Leave out all pictures and give back precisely the lines from the line with "Read all visible content and emit it as JSON." to the line with "Extract the structured", including those two lines.

Extracts from a graphics dataset

•••••

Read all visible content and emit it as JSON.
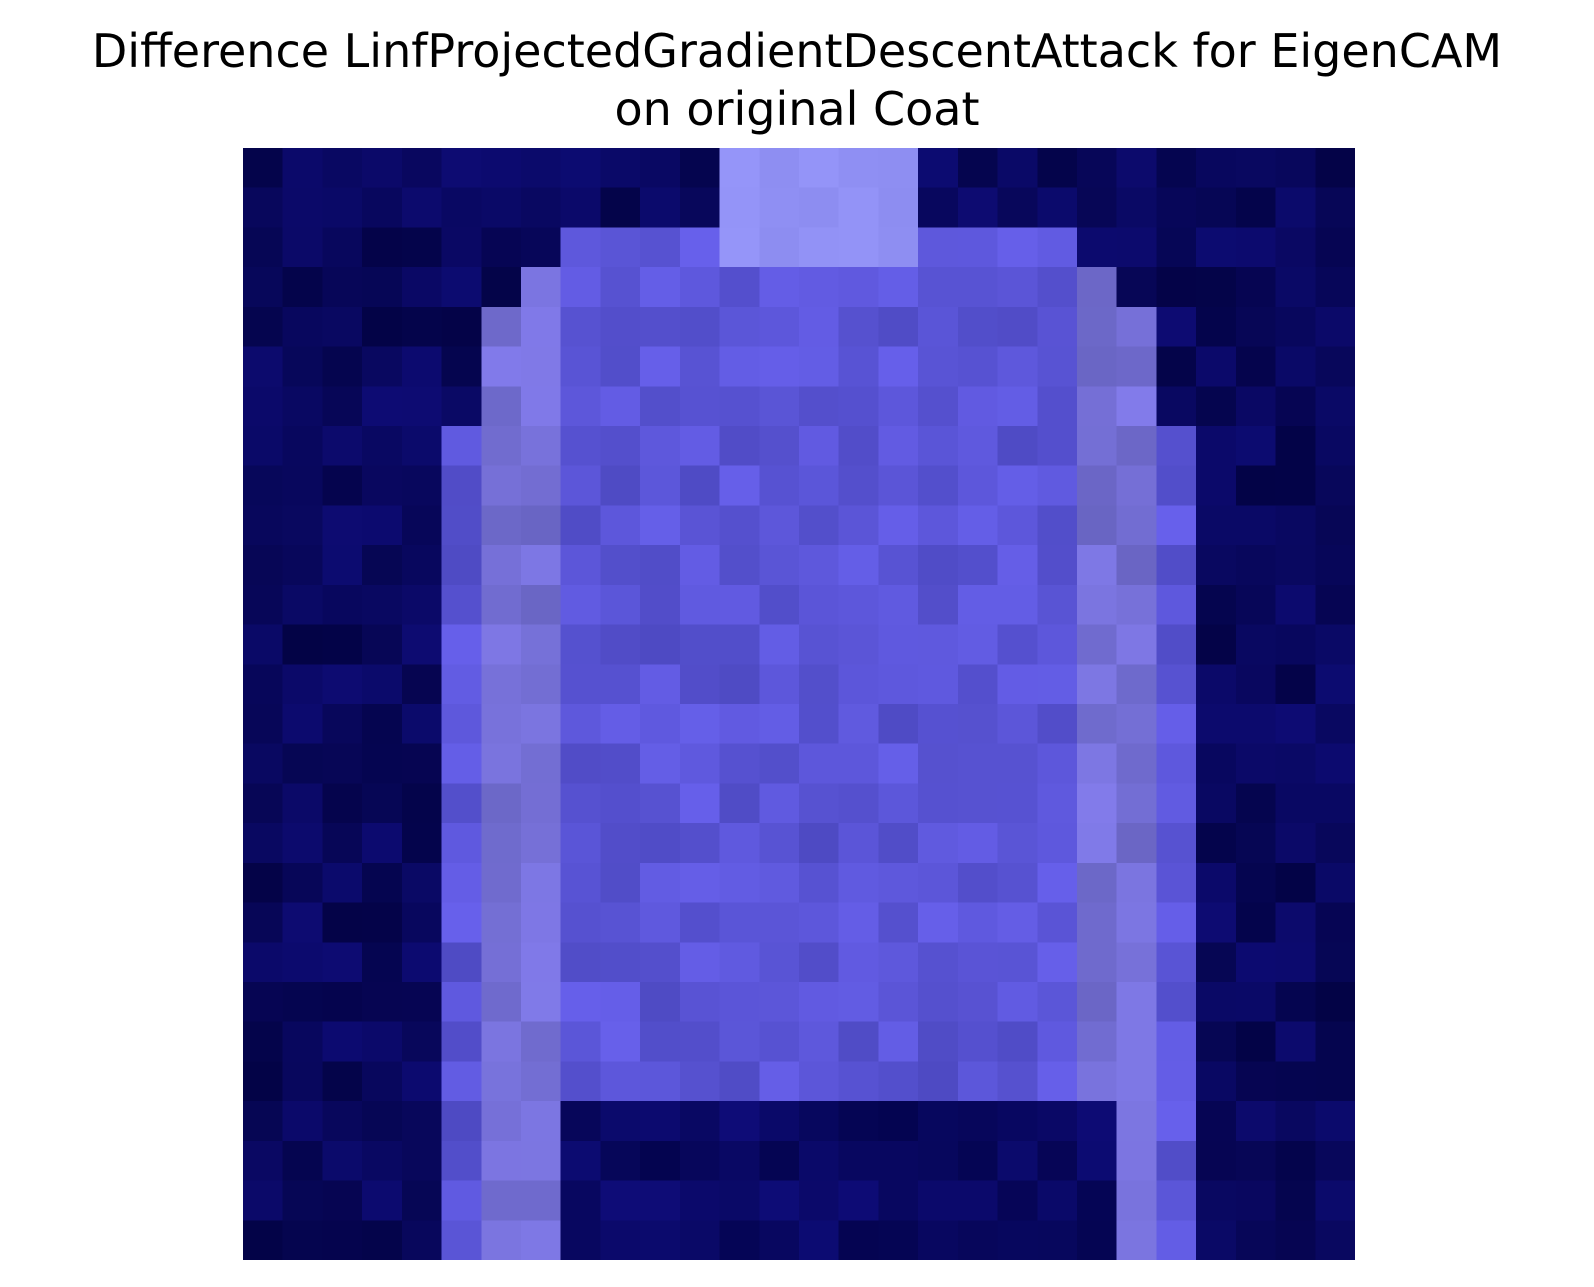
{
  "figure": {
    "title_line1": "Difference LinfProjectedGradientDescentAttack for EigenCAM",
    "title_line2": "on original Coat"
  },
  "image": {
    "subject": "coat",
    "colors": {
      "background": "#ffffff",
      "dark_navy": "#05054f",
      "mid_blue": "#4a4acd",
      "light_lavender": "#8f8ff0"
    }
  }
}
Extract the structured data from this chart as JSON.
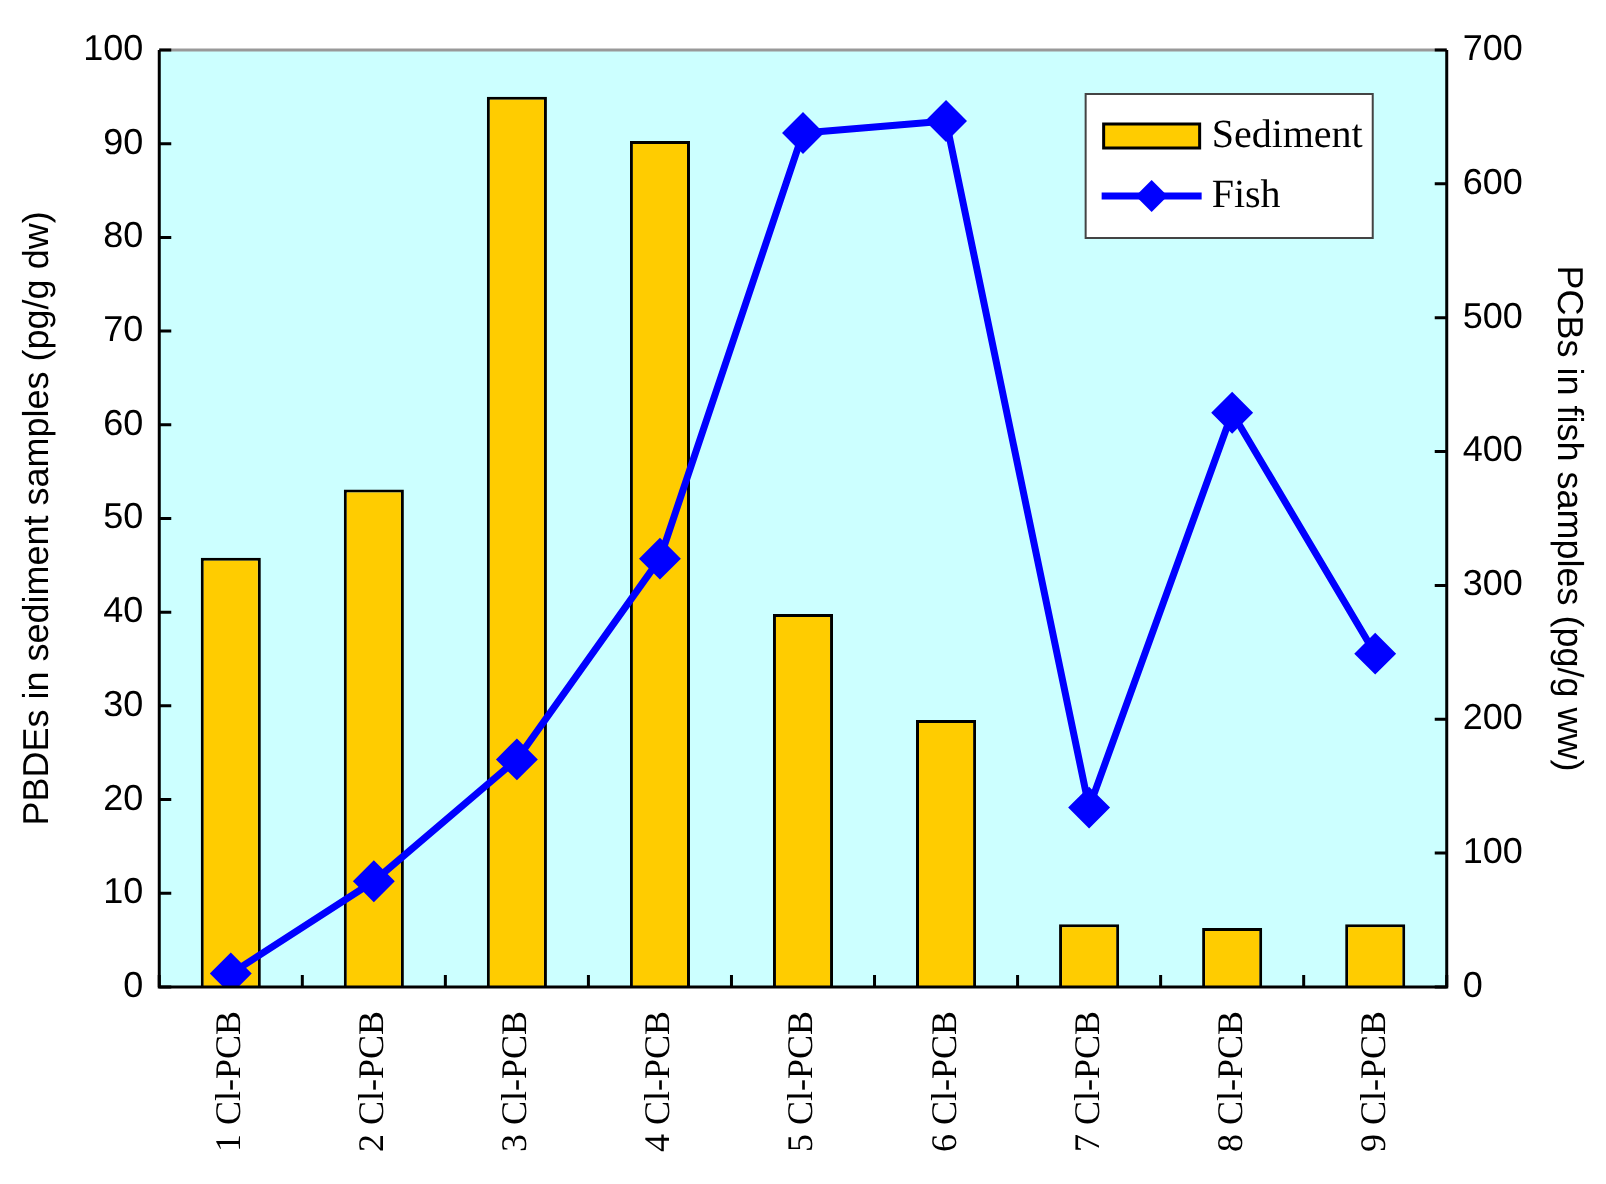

•••••

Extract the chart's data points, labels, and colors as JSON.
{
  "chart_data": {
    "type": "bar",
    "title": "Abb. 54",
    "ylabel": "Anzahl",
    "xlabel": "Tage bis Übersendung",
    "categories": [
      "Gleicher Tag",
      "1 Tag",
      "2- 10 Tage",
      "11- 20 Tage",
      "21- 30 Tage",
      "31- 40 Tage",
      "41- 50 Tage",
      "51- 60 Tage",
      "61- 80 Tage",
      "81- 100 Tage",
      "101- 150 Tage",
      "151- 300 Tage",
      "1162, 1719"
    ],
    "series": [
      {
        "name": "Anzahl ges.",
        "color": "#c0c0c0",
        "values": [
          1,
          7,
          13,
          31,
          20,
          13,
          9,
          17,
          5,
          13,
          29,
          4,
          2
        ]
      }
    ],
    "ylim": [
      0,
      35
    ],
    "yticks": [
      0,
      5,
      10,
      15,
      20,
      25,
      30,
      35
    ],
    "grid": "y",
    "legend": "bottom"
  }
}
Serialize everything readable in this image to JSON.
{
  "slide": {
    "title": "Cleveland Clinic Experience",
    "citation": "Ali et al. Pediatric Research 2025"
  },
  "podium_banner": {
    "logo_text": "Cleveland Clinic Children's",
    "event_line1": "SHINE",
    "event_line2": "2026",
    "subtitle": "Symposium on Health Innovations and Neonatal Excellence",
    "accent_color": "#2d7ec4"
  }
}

•••••

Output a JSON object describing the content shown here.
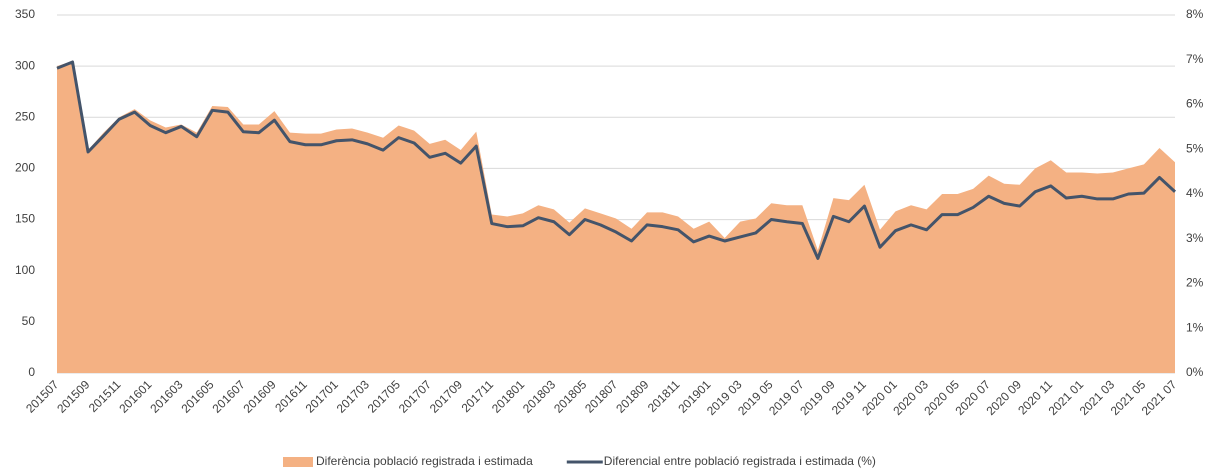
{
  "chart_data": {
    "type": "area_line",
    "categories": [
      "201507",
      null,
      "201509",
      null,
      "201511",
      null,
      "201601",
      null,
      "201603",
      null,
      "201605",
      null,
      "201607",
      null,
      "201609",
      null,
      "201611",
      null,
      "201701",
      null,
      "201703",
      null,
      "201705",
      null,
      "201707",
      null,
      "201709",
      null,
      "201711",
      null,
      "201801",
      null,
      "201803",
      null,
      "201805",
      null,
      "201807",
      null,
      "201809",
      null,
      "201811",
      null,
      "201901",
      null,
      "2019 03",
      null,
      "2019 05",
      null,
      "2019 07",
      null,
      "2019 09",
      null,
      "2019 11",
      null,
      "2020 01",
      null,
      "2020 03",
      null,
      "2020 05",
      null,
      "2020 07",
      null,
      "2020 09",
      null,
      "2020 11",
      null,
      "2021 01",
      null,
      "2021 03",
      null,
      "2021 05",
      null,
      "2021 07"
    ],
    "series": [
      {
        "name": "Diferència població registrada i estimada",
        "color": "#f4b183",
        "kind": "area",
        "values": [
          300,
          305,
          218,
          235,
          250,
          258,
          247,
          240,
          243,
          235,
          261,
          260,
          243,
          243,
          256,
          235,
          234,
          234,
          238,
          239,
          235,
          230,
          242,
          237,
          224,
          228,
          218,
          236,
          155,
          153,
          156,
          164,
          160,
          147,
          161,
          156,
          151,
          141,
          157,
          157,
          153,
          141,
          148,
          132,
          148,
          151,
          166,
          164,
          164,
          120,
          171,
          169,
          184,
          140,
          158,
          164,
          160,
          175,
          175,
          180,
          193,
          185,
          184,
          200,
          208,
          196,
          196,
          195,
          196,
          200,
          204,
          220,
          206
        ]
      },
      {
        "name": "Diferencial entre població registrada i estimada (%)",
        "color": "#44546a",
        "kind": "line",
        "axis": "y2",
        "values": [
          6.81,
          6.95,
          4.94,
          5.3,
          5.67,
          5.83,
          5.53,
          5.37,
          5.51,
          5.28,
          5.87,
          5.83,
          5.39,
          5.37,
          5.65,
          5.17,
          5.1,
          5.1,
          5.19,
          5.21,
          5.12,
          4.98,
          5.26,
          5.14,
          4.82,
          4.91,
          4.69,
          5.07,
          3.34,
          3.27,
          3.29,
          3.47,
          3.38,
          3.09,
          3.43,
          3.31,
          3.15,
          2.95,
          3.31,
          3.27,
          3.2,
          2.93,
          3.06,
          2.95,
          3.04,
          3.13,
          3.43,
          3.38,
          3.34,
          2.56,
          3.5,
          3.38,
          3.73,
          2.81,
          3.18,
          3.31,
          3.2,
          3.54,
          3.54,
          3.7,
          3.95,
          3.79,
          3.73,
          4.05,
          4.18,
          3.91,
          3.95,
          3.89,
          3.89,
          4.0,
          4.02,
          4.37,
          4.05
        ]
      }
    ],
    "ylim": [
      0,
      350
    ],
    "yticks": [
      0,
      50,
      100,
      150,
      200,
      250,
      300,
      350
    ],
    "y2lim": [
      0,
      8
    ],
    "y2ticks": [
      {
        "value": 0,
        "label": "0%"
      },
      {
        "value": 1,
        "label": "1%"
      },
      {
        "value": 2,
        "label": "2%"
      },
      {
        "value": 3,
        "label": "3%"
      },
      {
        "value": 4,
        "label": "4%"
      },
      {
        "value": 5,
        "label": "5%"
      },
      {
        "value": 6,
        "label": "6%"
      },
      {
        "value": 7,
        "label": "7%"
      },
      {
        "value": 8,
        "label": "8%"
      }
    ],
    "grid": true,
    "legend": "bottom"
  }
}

•••••

# Output
Read all visible content and emit it as JSON.
{
  "figure": {
    "title_line1": "Difference LinfProjectedGradientDescentAttack for EigenCAM",
    "title_line2": "on original Coat"
  },
  "image": {
    "subject": "coat",
    "colors": {
      "background": "#ffffff",
      "dark_navy": "#05054f",
      "mid_blue": "#4a4acd",
      "light_lavender": "#8f8ff0"
    }
  }
}
Extract the structured data from this chart as JSON.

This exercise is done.